Items from a dataset:
---

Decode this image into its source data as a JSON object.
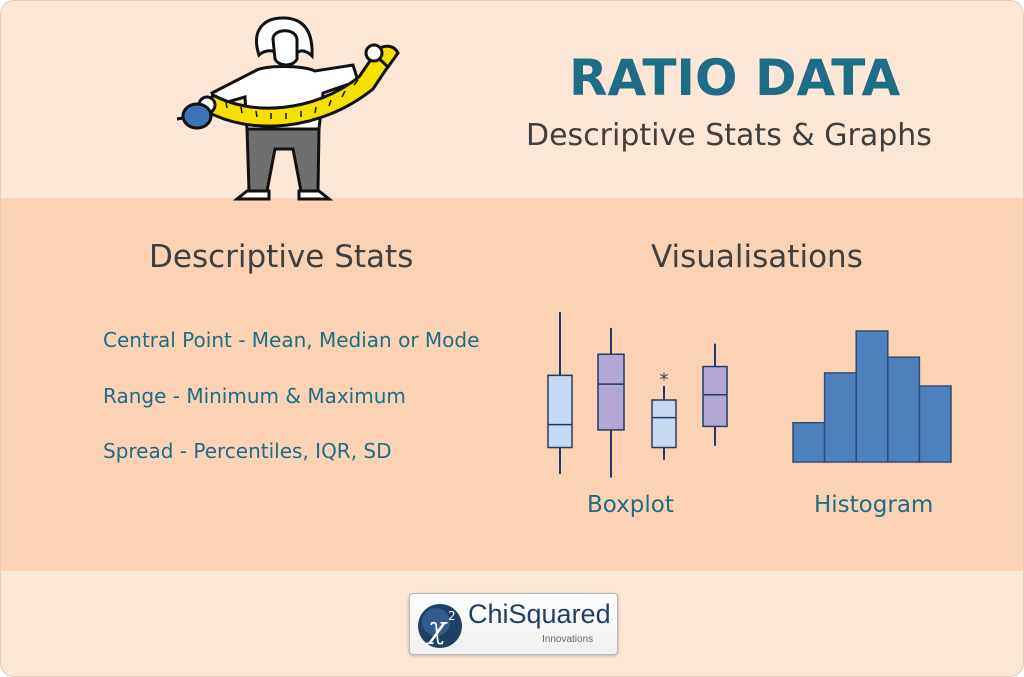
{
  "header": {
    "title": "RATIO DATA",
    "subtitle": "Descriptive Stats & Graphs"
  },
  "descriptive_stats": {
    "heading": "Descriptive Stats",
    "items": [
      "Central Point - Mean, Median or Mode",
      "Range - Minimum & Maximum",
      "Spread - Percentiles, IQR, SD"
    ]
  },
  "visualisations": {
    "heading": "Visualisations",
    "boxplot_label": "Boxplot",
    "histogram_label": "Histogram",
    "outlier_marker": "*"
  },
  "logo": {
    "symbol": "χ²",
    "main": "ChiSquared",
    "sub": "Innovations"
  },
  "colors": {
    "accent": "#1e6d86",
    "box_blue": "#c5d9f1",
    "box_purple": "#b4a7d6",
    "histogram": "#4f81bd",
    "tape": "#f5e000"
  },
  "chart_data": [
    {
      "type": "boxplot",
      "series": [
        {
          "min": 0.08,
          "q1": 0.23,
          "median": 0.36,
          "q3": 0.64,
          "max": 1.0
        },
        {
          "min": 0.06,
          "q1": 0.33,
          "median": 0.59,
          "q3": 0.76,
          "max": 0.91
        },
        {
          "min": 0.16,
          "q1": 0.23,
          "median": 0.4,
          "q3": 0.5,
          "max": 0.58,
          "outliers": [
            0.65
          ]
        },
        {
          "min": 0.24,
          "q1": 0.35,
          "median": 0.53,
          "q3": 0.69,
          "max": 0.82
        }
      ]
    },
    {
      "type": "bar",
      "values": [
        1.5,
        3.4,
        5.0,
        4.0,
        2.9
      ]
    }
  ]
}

---

Request
Search the data for the string "heading" and copy each line where it appears.

Expected answer
    "heading": "Descriptive Stats",
    "heading": "Visualisations",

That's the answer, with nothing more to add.